■ DIRECTIONS FOR THIS TASK:
Quote all entries in full, exactly.
%%
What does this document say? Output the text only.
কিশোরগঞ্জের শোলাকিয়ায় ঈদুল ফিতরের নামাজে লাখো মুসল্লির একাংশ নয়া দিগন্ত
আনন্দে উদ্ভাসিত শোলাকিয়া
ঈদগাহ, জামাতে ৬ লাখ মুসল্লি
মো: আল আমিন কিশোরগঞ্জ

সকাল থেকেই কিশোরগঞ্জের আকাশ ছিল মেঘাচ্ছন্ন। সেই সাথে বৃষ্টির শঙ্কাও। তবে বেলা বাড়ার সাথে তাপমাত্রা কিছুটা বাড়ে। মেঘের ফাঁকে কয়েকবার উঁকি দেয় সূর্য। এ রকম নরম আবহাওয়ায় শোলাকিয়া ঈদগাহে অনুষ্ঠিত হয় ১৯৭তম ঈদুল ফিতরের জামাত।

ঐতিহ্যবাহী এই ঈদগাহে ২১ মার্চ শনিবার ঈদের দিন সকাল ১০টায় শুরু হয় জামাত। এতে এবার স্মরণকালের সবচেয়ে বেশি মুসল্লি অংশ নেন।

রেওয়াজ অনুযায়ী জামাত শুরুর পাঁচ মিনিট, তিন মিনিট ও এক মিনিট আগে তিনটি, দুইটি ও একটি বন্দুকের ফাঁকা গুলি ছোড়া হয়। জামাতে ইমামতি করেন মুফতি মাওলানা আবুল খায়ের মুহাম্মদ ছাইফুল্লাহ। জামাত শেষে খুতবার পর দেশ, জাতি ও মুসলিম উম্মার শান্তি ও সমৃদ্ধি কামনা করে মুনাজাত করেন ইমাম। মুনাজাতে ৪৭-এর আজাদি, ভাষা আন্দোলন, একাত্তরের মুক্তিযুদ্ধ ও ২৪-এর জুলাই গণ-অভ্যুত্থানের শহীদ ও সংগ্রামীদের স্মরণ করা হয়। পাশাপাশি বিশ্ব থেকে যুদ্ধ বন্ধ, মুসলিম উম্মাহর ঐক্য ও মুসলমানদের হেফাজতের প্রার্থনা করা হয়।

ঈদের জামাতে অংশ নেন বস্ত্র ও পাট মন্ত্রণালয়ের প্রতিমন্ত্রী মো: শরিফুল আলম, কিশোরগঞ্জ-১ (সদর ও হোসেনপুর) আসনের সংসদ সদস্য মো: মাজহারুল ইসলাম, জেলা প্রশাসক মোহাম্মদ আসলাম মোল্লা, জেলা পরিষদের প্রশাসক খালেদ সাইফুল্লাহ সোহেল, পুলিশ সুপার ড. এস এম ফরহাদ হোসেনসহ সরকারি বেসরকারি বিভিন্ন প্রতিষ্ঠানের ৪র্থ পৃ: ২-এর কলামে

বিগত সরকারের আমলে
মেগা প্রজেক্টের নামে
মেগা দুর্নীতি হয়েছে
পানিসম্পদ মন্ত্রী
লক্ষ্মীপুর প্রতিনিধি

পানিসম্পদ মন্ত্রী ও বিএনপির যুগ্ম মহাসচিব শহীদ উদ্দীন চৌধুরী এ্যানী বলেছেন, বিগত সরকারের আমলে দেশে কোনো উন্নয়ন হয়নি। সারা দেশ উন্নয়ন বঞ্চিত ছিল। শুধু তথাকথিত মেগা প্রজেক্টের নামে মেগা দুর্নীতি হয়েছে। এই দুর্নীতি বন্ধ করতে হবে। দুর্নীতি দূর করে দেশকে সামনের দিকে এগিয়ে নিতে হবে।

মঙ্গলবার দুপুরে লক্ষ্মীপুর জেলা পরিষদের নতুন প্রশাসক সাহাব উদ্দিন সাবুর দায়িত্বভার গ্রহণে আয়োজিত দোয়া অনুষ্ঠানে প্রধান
%%
■ RESPONSE:
What does this document say? Output the text only.
কিশোরগঞ্জের শোলাকিয়ায় ঈদুল ফিতরের নামাজে লাখো মুসল্লির একাংশ নয়া দিগন্ত
আনন্দে উদ্ভাসিত শোলাকিয়া
ঈদগাহ, জামাতে ৬ লাখ মুসল্লি
মো: আল আমিন কিশোরগঞ্জ

সকাল থেকেই কিশোরগঞ্জের আকাশ ছিল মেঘাচ্ছন্ন। সেই সাথে বৃষ্টির শঙ্কাও। তবে বেলা বাড়ার সাথে তাপমাত্রা কিছুটা বাড়ে। মেঘের ফাঁকে কয়েকবার উঁকি দেয় সূর্য। এ রকম নরম আবহাওয়ায় শোলাকিয়া ঈদগাহে অনুষ্ঠিত হয় ১৯৭তম ঈদুল ফিতরের জামাত।

ঐতিহ্যবাহী এই ঈদগাহে ২১ মার্চ শনিবার ঈদের দিন সকাল ১০টায় শুরু হয় জামাত। এতে এবার স্মরণকালের সবচেয়ে বেশি মুসল্লি অংশ নেন।

রেওয়াজ অনুযায়ী জামাত শুরুর পাঁচ মিনিট, তিন মিনিট ও এক মিনিট আগে তিনটি, দুইটি ও একটি বন্দুকের ফাঁকা গুলি ছোড়া হয়। জামাতে ইমামতি করেন মুফতি মাওলানা আবুল খায়ের মুহাম্মদ ছাইফুল্লাহ। জামাত শেষে খুতবার পর দেশ, জাতি ও মুসলিম উম্মার শান্তি ও সমৃদ্ধি কামনা করে মুনাজাত করেন ইমাম। মুনাজাতে ৪৭-এর আজাদি, ভাষা আন্দোলন, একাত্তরের মুক্তিযুদ্ধ ও ২৪-এর জুলাই গণ-অভ্যুত্থানের শহীদ ও সংগ্রামীদের স্মরণ করা হয়। পাশাপাশি বিশ্ব থেকে যুদ্ধ বন্ধ, মুসলিম উম্মাহর ঐক্য ও মুসলমানদের হেফাজতের প্রার্থনা করা হয়।

ঈদের জামাতে অংশ নেন বস্ত্র ও পাট মন্ত্রণালয়ের প্রতিমন্ত্রী মো: শরিফুল আলম, কিশোরগঞ্জ-১ (সদর ও হোসেনপুর) আসনের সংসদ সদস্য মো: মাজহারুল ইসলাম, জেলা প্রশাসক মোহাম্মদ আসলাম মোল্লা, জেলা পরিষদের প্রশাসক খালেদ সাইফুল্লাহ সোহেল, পুলিশ সুপার ড. এস এম ফরহাদ হোসেনসহ সরকারি বেসরকারি বিভিন্ন প্রতিষ্ঠানের ৪র্থ পৃ: ২-এর কলামে

বিগত সরকারের আমলে
মেগা প্রজেক্টের নামে
মেগা দুর্নীতি হয়েছে
পানিসম্পদ মন্ত্রী
লক্ষ্মীপুর প্রতিনিধি

পানিসম্পদ মন্ত্রী ও বিএনপির যুগ্ম মহাসচিব শহীদ উদ্দীন চৌধুরী এ্যানী বলেছেন, বিগত সরকারের আমলে দেশে কোনো উন্নয়ন হয়নি। সারা দেশ উন্নয়ন বঞ্চিত ছিল। শুধু তথাকথিত মেগা প্রজেক্টের নামে মেগা দুর্নীতি হয়েছে। এই দুর্নীতি বন্ধ করতে হবে। দুর্নীতি দূর করে দেশকে সামনের দিকে এগিয়ে নিতে হবে।

মঙ্গলবার দুপুরে লক্ষ্মীপুর জেলা পরিষদের নতুন প্রশাসক সাহাব উদ্দিন সাবুর দায়িত্বভার গ্রহণে আয়োজিত দোয়া অনুষ্ঠানে প্রধান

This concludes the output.